-- START --
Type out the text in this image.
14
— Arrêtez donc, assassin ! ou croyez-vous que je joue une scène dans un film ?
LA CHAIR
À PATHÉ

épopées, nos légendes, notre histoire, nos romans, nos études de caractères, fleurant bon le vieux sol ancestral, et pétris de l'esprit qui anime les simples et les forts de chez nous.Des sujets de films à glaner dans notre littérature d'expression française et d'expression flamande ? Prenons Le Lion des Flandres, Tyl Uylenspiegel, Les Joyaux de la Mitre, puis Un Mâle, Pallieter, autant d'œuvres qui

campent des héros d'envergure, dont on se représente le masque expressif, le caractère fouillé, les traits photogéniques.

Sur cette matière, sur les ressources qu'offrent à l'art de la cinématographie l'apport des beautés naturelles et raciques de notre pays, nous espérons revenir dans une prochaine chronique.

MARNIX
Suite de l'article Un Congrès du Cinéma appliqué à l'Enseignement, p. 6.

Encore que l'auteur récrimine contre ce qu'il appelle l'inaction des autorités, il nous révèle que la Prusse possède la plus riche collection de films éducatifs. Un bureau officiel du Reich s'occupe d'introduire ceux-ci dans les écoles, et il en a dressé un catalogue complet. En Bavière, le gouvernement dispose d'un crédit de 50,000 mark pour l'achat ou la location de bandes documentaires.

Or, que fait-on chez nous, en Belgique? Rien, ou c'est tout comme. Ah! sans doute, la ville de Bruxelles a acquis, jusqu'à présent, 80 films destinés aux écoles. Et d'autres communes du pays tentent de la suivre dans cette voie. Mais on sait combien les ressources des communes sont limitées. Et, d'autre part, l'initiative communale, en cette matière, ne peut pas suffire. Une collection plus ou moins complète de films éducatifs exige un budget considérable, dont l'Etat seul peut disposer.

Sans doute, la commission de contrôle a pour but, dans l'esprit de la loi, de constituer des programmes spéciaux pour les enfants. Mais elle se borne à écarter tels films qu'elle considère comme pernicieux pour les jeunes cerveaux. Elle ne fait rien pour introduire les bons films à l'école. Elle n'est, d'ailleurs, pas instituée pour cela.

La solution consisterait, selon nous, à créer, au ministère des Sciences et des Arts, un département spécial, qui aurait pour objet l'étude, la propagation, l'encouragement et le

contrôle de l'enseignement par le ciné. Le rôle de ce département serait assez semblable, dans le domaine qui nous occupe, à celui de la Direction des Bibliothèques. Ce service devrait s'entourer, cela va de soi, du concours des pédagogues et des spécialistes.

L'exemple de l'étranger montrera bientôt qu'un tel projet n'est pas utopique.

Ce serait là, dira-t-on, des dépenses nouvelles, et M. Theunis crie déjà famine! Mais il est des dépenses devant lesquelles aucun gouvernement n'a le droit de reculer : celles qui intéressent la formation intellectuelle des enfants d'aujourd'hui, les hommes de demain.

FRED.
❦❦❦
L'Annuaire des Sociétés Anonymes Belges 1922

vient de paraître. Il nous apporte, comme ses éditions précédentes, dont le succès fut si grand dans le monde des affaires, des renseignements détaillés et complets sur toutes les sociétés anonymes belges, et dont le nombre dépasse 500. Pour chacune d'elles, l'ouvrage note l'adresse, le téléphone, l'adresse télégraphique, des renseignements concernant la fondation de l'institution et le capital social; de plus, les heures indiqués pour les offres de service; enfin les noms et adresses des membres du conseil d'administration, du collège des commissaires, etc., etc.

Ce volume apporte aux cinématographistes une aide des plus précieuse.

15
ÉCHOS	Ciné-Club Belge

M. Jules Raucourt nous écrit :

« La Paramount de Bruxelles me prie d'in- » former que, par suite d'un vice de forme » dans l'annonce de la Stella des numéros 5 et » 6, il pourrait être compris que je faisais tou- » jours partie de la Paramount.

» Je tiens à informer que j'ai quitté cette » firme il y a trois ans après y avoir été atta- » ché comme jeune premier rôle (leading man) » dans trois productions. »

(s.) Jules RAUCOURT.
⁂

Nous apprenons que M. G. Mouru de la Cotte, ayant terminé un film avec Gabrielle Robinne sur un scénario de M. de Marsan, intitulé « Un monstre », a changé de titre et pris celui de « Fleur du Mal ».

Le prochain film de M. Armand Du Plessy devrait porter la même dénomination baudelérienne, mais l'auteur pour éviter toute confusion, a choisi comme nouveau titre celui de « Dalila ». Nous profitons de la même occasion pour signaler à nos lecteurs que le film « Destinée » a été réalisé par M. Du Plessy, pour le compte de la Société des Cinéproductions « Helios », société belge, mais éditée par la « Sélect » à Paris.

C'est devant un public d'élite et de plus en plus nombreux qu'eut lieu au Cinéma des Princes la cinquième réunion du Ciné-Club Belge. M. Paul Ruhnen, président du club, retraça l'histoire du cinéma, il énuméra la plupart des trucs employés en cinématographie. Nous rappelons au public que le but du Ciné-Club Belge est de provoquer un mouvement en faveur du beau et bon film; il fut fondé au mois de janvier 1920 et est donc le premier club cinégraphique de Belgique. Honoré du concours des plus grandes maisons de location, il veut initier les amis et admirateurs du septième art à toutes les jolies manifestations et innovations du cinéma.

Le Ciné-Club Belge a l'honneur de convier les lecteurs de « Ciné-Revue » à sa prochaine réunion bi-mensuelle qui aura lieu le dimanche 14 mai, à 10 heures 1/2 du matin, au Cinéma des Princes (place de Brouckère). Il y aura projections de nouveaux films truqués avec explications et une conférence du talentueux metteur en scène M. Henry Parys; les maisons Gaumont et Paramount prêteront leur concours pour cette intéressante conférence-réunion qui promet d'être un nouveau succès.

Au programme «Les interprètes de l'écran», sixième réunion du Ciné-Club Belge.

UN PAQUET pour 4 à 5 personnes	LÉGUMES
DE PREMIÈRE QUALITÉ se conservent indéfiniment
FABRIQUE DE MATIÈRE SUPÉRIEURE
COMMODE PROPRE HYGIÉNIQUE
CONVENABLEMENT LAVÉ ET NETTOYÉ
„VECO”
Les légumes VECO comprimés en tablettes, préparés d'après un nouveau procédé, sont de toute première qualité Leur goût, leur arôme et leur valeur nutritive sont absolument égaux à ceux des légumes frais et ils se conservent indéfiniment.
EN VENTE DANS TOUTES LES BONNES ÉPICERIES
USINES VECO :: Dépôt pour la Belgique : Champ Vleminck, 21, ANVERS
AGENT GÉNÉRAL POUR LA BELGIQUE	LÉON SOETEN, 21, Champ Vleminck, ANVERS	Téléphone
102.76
-- END --
• What the task requires
Print every record exactly as it was given.

• Task response
Type out the text in this image.
14
— Arrêtez donc, assassin ! ou croyez-vous que je joue une scène dans un film ?
LA CHAIR
À PATHÉ

épopées, nos légendes, notre histoire, nos romans, nos études de caractères, fleurant bon le vieux sol ancestral, et pétris de l'esprit qui anime les simples et les forts de chez nous.Des sujets de films à glaner dans notre littérature d'expression française et d'expression flamande ? Prenons Le Lion des Flandres, Tyl Uylenspiegel, Les Joyaux de la Mitre, puis Un Mâle, Pallieter, autant d'œuvres qui

campent des héros d'envergure, dont on se représente le masque expressif, le caractère fouillé, les traits photogéniques.

Sur cette matière, sur les ressources qu'offrent à l'art de la cinématographie l'apport des beautés naturelles et raciques de notre pays, nous espérons revenir dans une prochaine chronique.

MARNIX
Suite de l'article Un Congrès du Cinéma appliqué à l'Enseignement, p. 6.

Encore que l'auteur récrimine contre ce qu'il appelle l'inaction des autorités, il nous révèle que la Prusse possède la plus riche collection de films éducatifs. Un bureau officiel du Reich s'occupe d'introduire ceux-ci dans les écoles, et il en a dressé un catalogue complet. En Bavière, le gouvernement dispose d'un crédit de 50,000 mark pour l'achat ou la location de bandes documentaires.

Or, que fait-on chez nous, en Belgique? Rien, ou c'est tout comme. Ah! sans doute, la ville de Bruxelles a acquis, jusqu'à présent, 80 films destinés aux écoles. Et d'autres communes du pays tentent de la suivre dans cette voie. Mais on sait combien les ressources des communes sont limitées. Et, d'autre part, l'initiative communale, en cette matière, ne peut pas suffire. Une collection plus ou moins complète de films éducatifs exige un budget considérable, dont l'Etat seul peut disposer.

Sans doute, la commission de contrôle a pour but, dans l'esprit de la loi, de constituer des programmes spéciaux pour les enfants. Mais elle se borne à écarter tels films qu'elle considère comme pernicieux pour les jeunes cerveaux. Elle ne fait rien pour introduire les bons films à l'école. Elle n'est, d'ailleurs, pas instituée pour cela.

La solution consisterait, selon nous, à créer, au ministère des Sciences et des Arts, un département spécial, qui aurait pour objet l'étude, la propagation, l'encouragement et le

contrôle de l'enseignement par le ciné. Le rôle de ce département serait assez semblable, dans le domaine qui nous occupe, à celui de la Direction des Bibliothèques. Ce service devrait s'entourer, cela va de soi, du concours des pédagogues et des spécialistes.

L'exemple de l'étranger montrera bientôt qu'un tel projet n'est pas utopique.

Ce serait là, dira-t-on, des dépenses nouvelles, et M. Theunis crie déjà famine! Mais il est des dépenses devant lesquelles aucun gouvernement n'a le droit de reculer : celles qui intéressent la formation intellectuelle des enfants d'aujourd'hui, les hommes de demain.

FRED.
❦❦❦
L'Annuaire des Sociétés Anonymes Belges 1922

vient de paraître. Il nous apporte, comme ses éditions précédentes, dont le succès fut si grand dans le monde des affaires, des renseignements détaillés et complets sur toutes les sociétés anonymes belges, et dont le nombre dépasse 500. Pour chacune d'elles, l'ouvrage note l'adresse, le téléphone, l'adresse télégraphique, des renseignements concernant la fondation de l'institution et le capital social; de plus, les heures indiqués pour les offres de service; enfin les noms et adresses des membres du conseil d'administration, du collège des commissaires, etc., etc.

Ce volume apporte aux cinématographistes une aide des plus précieuse.

15
ÉCHOS	Ciné-Club Belge

M. Jules Raucourt nous écrit :

« La Paramount de Bruxelles me prie d'in- » former que, par suite d'un vice de forme » dans l'annonce de la Stella des numéros 5 et » 6, il pourrait être compris que je faisais tou- » jours partie de la Paramount.

» Je tiens à informer que j'ai quitté cette » firme il y a trois ans après y avoir été atta- » ché comme jeune premier rôle (leading man) » dans trois productions. »

(s.) Jules RAUCOURT.
⁂

Nous apprenons que M. G. Mouru de la Cotte, ayant terminé un film avec Gabrielle Robinne sur un scénario de M. de Marsan, intitulé « Un monstre », a changé de titre et pris celui de « Fleur du Mal ».

Le prochain film de M. Armand Du Plessy devrait porter la même dénomination baudelérienne, mais l'auteur pour éviter toute confusion, a choisi comme nouveau titre celui de « Dalila ». Nous profitons de la même occasion pour signaler à nos lecteurs que le film « Destinée » a été réalisé par M. Du Plessy, pour le compte de la Société des Cinéproductions « Helios », société belge, mais éditée par la « Sélect » à Paris.

C'est devant un public d'élite et de plus en plus nombreux qu'eut lieu au Cinéma des Princes la cinquième réunion du Ciné-Club Belge. M. Paul Ruhnen, président du club, retraça l'histoire du cinéma, il énuméra la plupart des trucs employés en cinématographie. Nous rappelons au public que le but du Ciné-Club Belge est de provoquer un mouvement en faveur du beau et bon film; il fut fondé au mois de janvier 1920 et est donc le premier club cinégraphique de Belgique. Honoré du concours des plus grandes maisons de location, il veut initier les amis et admirateurs du septième art à toutes les jolies manifestations et innovations du cinéma.

Le Ciné-Club Belge a l'honneur de convier les lecteurs de « Ciné-Revue » à sa prochaine réunion bi-mensuelle qui aura lieu le dimanche 14 mai, à 10 heures 1/2 du matin, au Cinéma des Princes (place de Brouckère). Il y aura projections de nouveaux films truqués avec explications et une conférence du talentueux metteur en scène M. Henry Parys; les maisons Gaumont et Paramount prêteront leur concours pour cette intéressante conférence-réunion qui promet d'être un nouveau succès.

Au programme «Les interprètes de l'écran», sixième réunion du Ciné-Club Belge.

UN PAQUET pour 4 à 5 personnes	LÉGUMES
DE PREMIÈRE QUALITÉ se conservent indéfiniment
FABRIQUE DE MATIÈRE SUPÉRIEURE
COMMODE PROPRE HYGIÉNIQUE
CONVENABLEMENT LAVÉ ET NETTOYÉ
„VECO”
Les légumes VECO comprimés en tablettes, préparés d'après un nouveau procédé, sont de toute première qualité Leur goût, leur arôme et leur valeur nutritive sont absolument égaux à ceux des légumes frais et ils se conservent indéfiniment.
EN VENTE DANS TOUTES LES BONNES ÉPICERIES
USINES VECO :: Dépôt pour la Belgique : Champ Vleminck, 21, ANVERS
AGENT GÉNÉRAL POUR LA BELGIQUE	LÉON SOETEN, 21, Champ Vleminck, ANVERS	Téléphone
102.76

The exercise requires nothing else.